▸ What you should do
Filter these entries so that only lines with the word "对接洽谈" remain.

++++++++++

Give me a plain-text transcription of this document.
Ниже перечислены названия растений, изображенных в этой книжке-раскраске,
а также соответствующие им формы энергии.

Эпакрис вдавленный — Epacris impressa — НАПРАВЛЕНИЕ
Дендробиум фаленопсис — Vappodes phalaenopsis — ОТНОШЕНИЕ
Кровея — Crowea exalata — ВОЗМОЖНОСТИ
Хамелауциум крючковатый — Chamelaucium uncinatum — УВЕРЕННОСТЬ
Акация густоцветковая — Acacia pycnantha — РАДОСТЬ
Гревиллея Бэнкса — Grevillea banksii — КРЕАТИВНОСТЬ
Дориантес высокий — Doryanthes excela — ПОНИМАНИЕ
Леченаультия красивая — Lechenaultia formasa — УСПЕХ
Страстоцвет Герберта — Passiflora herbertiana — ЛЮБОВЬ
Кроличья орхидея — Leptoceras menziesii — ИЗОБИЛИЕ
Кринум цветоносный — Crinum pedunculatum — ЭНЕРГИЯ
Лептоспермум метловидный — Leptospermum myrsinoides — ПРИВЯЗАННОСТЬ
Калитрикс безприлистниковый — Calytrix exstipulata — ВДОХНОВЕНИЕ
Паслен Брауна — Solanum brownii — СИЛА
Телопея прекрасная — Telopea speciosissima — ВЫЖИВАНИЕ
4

++++++++++

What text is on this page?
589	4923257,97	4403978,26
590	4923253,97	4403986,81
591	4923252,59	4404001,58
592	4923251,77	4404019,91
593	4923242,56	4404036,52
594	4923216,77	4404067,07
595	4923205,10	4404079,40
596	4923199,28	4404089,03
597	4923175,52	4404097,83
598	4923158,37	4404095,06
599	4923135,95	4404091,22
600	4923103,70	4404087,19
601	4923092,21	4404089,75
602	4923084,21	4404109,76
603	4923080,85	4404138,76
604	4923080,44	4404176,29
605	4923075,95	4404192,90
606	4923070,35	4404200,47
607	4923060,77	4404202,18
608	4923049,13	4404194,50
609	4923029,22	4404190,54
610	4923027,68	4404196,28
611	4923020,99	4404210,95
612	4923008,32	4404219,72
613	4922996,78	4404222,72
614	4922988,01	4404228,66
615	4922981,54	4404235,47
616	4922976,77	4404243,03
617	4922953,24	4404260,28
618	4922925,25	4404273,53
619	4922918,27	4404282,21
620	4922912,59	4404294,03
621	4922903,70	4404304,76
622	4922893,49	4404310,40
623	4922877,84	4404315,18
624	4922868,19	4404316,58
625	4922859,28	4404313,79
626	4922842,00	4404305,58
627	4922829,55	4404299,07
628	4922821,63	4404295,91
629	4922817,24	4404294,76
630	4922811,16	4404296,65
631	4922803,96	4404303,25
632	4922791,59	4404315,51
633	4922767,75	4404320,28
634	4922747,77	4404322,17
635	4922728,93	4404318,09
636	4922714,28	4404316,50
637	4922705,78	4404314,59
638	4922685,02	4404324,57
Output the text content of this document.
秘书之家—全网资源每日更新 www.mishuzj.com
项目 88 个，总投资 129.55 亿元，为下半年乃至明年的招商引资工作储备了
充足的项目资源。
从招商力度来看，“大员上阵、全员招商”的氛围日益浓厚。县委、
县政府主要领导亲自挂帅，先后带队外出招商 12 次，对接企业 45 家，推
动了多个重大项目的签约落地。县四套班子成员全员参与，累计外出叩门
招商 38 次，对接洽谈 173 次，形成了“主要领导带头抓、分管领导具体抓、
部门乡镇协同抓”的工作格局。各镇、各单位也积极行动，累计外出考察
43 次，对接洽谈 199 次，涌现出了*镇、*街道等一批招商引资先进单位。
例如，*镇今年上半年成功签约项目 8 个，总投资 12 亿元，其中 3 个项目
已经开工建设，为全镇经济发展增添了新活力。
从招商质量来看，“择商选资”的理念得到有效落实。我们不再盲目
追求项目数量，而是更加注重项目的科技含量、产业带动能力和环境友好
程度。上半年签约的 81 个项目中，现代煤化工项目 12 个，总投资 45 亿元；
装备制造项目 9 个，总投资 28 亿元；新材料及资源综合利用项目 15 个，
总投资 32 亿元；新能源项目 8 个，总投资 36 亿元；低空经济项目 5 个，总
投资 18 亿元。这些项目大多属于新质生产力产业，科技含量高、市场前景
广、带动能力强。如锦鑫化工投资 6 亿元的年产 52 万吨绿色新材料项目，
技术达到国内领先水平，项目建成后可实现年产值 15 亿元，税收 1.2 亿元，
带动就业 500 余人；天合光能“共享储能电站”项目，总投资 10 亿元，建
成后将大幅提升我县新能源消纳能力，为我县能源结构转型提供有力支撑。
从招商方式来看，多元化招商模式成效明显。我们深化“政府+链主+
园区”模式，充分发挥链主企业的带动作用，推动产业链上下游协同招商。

++++++++++

▸ Output for this task
招商 38 次，对接洽谈 173 次，形成了“主要领导带头抓、分管领导具体抓、
43 次，对接洽谈 199 次，涌现出了*镇、*街道等一批招商引资先进单位。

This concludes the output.